*Entries supplied:*
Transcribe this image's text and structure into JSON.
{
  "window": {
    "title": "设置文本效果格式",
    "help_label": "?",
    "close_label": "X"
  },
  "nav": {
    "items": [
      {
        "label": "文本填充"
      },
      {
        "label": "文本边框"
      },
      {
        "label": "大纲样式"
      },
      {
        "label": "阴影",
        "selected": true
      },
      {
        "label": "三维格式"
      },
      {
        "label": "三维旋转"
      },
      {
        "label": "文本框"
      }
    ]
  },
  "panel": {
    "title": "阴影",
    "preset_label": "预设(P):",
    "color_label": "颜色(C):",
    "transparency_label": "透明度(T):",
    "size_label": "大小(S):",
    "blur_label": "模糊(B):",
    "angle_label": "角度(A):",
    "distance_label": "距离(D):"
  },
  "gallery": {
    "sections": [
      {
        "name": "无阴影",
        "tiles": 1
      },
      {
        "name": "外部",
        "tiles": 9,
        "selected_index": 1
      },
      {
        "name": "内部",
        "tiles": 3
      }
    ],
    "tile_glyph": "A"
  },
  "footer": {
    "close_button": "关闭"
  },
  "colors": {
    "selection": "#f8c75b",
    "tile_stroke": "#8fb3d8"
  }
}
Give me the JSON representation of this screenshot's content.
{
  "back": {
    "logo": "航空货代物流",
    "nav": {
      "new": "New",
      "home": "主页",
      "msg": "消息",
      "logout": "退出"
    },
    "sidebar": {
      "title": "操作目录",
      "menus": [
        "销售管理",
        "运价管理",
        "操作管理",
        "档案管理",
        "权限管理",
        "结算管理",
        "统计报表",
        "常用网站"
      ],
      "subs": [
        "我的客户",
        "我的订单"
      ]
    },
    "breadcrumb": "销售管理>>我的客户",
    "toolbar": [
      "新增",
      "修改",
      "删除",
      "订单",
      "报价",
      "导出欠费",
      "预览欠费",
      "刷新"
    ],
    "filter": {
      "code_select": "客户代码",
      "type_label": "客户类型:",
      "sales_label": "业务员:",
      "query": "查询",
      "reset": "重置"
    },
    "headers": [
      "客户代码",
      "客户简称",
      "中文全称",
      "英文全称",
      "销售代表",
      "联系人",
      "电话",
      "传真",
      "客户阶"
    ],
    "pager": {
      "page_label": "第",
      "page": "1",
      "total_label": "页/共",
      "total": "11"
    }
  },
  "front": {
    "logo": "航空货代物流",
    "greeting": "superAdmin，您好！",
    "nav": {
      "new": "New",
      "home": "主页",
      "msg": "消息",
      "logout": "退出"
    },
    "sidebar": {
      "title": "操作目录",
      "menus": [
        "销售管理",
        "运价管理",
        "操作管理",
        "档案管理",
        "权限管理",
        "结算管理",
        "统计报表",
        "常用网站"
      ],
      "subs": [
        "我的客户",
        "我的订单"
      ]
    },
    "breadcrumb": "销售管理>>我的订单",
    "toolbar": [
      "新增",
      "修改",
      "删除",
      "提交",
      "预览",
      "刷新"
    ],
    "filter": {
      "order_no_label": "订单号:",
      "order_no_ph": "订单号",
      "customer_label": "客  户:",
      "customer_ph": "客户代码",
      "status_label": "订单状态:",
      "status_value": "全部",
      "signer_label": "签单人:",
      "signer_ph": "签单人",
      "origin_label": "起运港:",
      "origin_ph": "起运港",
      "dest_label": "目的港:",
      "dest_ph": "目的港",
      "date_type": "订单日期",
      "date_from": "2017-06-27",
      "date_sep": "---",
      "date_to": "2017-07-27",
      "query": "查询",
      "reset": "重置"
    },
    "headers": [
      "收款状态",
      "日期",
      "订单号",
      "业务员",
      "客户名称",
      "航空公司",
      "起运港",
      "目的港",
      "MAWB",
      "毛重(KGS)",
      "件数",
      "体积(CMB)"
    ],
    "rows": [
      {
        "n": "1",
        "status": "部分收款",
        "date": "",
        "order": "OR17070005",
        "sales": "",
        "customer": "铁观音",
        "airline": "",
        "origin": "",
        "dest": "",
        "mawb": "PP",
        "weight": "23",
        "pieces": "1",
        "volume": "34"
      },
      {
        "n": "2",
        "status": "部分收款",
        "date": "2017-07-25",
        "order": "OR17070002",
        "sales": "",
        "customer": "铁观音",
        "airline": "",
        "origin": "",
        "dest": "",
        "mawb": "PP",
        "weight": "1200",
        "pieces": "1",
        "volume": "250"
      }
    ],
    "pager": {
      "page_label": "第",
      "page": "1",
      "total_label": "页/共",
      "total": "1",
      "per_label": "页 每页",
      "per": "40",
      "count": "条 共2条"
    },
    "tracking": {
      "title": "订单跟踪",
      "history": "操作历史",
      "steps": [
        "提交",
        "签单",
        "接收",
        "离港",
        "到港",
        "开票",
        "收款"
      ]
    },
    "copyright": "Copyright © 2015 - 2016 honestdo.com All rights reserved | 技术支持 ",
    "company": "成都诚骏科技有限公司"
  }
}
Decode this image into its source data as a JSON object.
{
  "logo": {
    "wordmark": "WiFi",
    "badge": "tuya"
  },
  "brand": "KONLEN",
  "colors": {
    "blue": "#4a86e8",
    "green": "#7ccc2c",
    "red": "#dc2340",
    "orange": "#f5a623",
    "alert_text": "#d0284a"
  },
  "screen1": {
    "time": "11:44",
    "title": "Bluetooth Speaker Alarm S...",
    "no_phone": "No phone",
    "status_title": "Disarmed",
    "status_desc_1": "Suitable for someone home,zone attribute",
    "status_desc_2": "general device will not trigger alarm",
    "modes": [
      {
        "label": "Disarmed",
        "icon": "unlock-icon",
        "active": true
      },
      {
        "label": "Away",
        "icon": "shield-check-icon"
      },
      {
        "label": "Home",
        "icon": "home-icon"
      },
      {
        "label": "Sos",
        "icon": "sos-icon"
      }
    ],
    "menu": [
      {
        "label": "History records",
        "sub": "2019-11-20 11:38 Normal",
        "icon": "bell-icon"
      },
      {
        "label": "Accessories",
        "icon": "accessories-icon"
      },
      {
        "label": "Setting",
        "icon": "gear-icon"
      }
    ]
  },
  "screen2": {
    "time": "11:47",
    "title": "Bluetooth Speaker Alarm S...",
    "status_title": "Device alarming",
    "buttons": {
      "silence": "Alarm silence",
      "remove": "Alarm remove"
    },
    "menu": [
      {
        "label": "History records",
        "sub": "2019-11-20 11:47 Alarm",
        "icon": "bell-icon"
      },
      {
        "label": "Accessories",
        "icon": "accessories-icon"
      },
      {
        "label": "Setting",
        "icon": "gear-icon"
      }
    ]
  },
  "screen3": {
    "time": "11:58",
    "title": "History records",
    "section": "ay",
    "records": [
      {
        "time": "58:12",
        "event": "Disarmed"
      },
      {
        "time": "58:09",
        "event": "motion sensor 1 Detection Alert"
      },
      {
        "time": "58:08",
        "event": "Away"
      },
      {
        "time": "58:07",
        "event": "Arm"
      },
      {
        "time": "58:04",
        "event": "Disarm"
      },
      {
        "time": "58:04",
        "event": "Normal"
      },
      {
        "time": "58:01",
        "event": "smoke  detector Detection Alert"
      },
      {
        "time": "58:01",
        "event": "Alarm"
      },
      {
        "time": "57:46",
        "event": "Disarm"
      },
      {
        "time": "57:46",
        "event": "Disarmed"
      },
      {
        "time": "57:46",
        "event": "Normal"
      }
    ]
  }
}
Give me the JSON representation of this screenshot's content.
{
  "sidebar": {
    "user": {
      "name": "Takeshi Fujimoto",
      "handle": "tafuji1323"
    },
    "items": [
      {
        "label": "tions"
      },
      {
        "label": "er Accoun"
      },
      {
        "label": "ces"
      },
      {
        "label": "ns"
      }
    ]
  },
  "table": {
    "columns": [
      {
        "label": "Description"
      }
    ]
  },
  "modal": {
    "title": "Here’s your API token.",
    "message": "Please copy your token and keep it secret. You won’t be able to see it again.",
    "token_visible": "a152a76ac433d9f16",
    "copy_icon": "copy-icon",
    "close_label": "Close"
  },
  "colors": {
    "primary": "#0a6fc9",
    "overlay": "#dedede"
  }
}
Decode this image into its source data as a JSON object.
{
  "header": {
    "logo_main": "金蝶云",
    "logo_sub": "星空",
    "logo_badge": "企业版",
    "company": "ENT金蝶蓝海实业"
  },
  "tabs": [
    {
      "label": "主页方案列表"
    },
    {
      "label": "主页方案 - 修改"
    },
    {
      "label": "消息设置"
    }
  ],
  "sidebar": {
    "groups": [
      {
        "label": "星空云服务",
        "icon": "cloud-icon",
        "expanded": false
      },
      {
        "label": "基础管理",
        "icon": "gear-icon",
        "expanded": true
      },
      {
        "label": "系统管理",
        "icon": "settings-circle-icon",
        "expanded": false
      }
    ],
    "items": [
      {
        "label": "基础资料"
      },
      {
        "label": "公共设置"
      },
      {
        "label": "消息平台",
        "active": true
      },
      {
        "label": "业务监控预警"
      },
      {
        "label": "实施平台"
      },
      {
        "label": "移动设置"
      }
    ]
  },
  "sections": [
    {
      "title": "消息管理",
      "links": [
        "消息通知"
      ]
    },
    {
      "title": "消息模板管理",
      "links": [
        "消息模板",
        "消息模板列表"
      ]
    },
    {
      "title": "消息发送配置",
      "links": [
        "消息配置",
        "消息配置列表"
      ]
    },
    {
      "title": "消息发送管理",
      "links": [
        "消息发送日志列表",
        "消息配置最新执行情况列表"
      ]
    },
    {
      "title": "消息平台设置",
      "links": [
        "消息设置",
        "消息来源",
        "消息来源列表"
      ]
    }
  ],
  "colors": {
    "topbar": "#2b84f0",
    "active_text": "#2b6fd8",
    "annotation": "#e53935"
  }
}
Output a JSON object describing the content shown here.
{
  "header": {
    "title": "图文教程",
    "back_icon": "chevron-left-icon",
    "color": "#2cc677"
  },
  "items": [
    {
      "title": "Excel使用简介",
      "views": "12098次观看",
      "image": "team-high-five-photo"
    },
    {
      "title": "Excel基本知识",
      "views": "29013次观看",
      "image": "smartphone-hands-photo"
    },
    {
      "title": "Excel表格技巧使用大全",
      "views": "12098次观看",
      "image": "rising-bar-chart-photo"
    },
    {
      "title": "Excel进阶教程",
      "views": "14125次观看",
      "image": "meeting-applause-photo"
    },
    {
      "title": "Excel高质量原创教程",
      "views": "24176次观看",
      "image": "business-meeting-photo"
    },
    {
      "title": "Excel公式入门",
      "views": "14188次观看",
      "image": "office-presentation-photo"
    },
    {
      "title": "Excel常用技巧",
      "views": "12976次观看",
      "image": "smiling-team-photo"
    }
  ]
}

*What to produce:*
Where a line above contains the word "company", copy that line.

*Answer to the exercise:*
    "company": "成都诚骏科技有限公司"
    "company": "ENT金蝶蓝海实业"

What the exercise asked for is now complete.